> _Dataset records of document pages_:
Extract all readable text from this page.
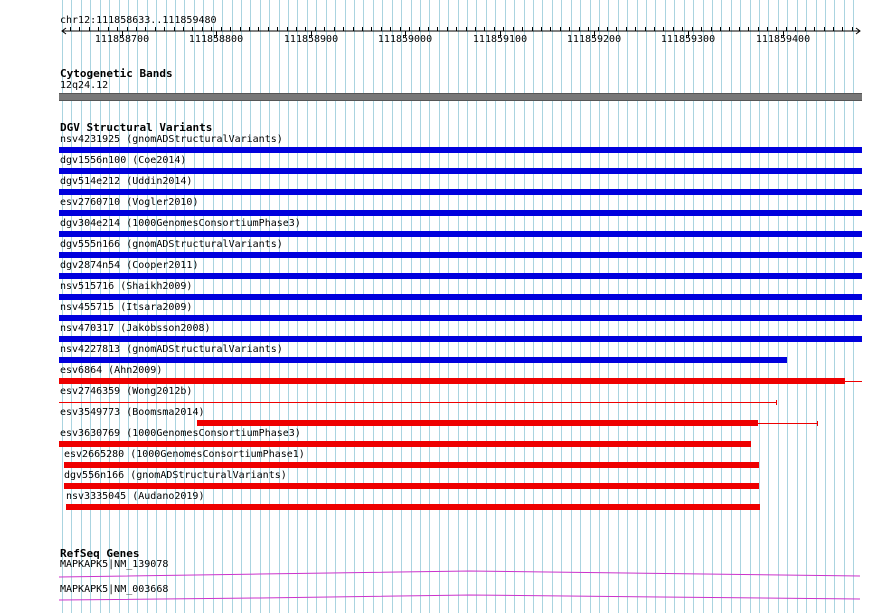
chr12:111858633..111859480
111858700	111858800	111858900	111859000	111859100	111859200	111859300	111859400
Cytogenetic Bands
12q24.12
DGV Structural Variants
nsv4231925 (gnomADStructuralVariants)
dgv1556n100 (Coe2014)
dgv514e212 (Uddin2014)
esv2760710 (Vogler2010)
dgv304e214 (1000GenomesConsortiumPhase3)
dgv555n166 (gnomADStructuralVariants)
dgv2874n54 (Cooper2011)
nsv515716 (Shaikh2009)
nsv455715 (Itsara2009)
nsv470317 (Jakobsson2008)
nsv4227813 (gnomADStructuralVariants)
esv6864 (Ahn2009)
esv2746359 (Wong2012b)
esv3549773 (Boomsma2014)
esv3630769 (1000GenomesConsortiumPhase3)
esv2665280 (1000GenomesConsortiumPhase1)
dgv556n166 (gnomADStructuralVariants)
nsv3335045 (Audano2019)
RefSeq Genes
MAPKAPK5|NM_139078
MAPKAPK5|NM_003668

> _PROBLEM STATEMENT_: Filter the data for the string "gnomADStructuralVariants". Copy each matching line.

> _OUTPUT FOR THIS TASK_:
nsv4231925 (gnomADStructuralVariants)
dgv555n166 (gnomADStructuralVariants)
nsv4227813 (gnomADStructuralVariants)
dgv556n166 (gnomADStructuralVariants)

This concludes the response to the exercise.